— start Input material —
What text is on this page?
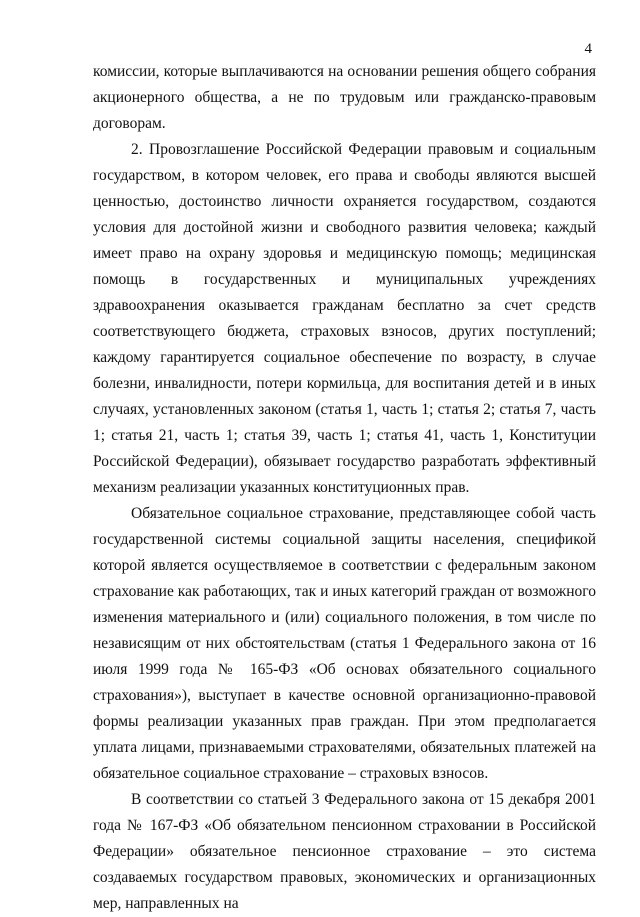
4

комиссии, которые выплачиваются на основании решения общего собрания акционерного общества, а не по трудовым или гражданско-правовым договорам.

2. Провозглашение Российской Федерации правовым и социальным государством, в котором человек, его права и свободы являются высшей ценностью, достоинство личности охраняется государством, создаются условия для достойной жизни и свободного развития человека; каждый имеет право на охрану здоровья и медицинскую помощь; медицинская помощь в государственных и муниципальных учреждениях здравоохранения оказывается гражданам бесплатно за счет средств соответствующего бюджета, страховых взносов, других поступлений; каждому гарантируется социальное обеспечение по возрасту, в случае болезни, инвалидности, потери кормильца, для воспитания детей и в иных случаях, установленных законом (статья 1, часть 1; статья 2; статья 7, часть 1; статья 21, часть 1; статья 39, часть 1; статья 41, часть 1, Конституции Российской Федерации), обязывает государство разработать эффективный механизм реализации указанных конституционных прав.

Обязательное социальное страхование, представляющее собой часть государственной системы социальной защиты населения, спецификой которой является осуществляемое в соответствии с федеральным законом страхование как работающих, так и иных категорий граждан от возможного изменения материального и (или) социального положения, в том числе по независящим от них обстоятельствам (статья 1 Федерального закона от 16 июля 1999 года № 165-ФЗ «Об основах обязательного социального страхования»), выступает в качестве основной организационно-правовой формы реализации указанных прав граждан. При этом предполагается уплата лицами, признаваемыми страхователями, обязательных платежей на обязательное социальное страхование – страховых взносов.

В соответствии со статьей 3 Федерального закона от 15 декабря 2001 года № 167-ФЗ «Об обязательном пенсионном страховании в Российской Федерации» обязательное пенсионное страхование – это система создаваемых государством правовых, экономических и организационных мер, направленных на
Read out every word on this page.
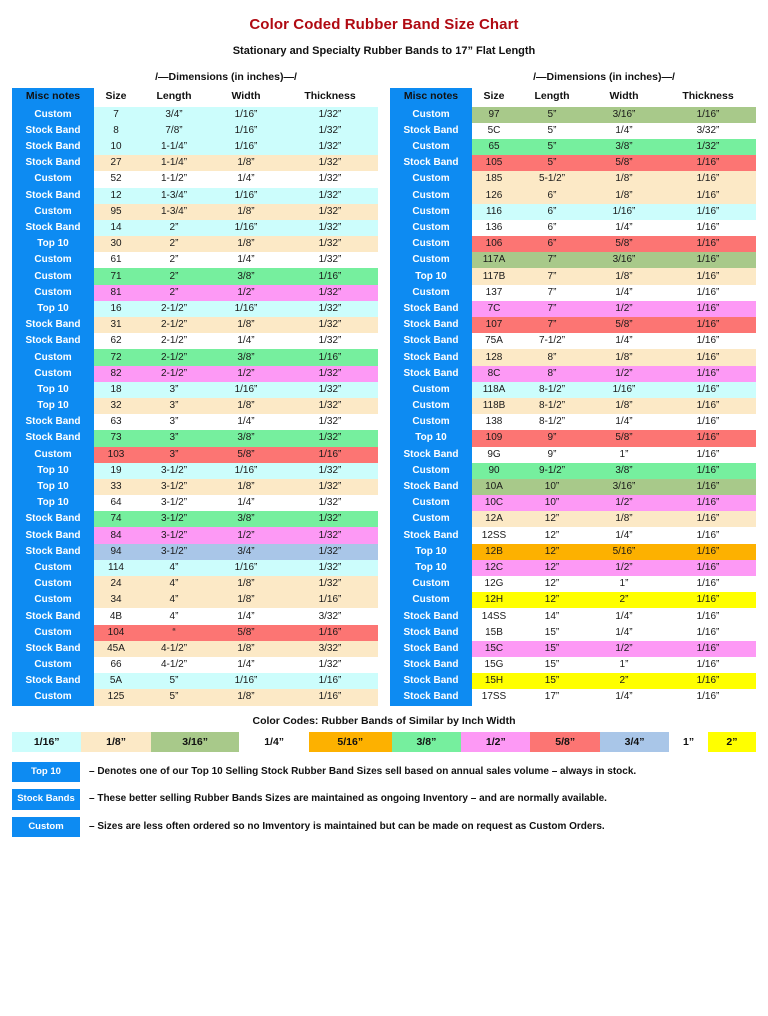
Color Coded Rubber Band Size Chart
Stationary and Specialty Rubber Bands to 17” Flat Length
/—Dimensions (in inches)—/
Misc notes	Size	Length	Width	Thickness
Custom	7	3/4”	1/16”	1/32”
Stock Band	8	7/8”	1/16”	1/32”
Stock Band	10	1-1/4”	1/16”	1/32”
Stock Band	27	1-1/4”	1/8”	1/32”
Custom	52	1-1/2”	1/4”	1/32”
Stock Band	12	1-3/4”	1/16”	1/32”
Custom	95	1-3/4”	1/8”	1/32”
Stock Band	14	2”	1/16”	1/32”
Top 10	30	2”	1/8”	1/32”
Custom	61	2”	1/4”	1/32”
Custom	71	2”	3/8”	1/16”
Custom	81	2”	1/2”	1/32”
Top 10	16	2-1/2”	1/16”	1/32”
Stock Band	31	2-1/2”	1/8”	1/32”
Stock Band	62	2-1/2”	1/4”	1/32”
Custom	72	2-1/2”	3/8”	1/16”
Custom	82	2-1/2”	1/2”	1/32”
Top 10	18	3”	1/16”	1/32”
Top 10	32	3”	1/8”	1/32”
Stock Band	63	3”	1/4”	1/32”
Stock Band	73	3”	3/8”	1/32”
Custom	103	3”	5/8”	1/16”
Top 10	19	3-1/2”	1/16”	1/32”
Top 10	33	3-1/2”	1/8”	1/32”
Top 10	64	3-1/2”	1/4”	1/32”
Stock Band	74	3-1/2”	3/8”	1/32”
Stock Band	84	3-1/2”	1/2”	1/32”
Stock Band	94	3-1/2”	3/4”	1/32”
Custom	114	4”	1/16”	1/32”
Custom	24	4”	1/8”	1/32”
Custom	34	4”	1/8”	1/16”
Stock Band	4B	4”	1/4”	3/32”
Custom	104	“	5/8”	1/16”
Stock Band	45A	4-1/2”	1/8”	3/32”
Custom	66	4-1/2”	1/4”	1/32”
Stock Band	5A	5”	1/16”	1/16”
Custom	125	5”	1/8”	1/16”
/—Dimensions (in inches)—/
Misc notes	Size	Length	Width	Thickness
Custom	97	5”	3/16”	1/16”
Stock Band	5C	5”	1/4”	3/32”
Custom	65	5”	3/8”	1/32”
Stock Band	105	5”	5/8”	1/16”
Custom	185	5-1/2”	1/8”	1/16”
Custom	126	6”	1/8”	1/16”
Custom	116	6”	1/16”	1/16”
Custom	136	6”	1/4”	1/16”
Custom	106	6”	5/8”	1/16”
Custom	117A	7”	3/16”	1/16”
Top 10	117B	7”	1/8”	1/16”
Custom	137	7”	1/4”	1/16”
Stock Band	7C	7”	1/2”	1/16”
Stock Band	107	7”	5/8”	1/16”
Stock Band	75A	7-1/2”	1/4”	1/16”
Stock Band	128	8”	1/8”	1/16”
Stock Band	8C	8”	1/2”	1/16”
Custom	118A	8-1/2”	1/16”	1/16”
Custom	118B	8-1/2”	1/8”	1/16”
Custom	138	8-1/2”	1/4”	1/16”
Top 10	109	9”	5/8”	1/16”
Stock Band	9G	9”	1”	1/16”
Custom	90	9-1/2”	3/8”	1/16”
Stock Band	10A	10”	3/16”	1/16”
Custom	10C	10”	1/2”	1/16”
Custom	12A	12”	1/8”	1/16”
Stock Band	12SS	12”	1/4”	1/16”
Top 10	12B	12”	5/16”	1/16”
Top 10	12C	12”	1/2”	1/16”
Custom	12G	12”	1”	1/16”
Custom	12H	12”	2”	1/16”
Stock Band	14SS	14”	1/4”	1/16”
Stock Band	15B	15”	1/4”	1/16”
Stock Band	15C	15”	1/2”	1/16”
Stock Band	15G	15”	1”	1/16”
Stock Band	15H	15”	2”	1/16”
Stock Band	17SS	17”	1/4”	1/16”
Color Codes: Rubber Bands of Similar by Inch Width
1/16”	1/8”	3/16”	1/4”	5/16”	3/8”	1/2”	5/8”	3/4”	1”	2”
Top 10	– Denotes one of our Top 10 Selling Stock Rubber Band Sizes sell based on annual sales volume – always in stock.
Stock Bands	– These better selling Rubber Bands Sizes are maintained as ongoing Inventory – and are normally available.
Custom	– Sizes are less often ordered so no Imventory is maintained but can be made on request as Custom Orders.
— end Input material —
## Set problem
Gather from the data above every line with the string "страхование".

## Worked answer
Обязательное социальное страхование, представляющее собой часть государственной системы социальной защиты населения, спецификой которой является осуществляемое в соответствии с федеральным законом страхование как работающих, так и иных категорий граждан от возможного изменения материального и (или) социального положения, в том числе по независящим от них обстоятельствам (статья 1 Федерального закона от 16 июля 1999 года № 165-ФЗ «Об основах обязательного социального страхования»), выступает в качестве основной организационно-правовой формы реализации указанных прав граждан. При этом предполагается уплата лицами, признаваемыми страхователями, обязательных платежей на обязательное социальное страхование – страховых взносов.
В соответствии со статьей 3 Федерального закона от 15 декабря 2001 года № 167-ФЗ «Об обязательном пенсионном страховании в Российской Федерации» обязательное пенсионное страхование – это система создаваемых государством правовых, экономических и организационных мер, направленных на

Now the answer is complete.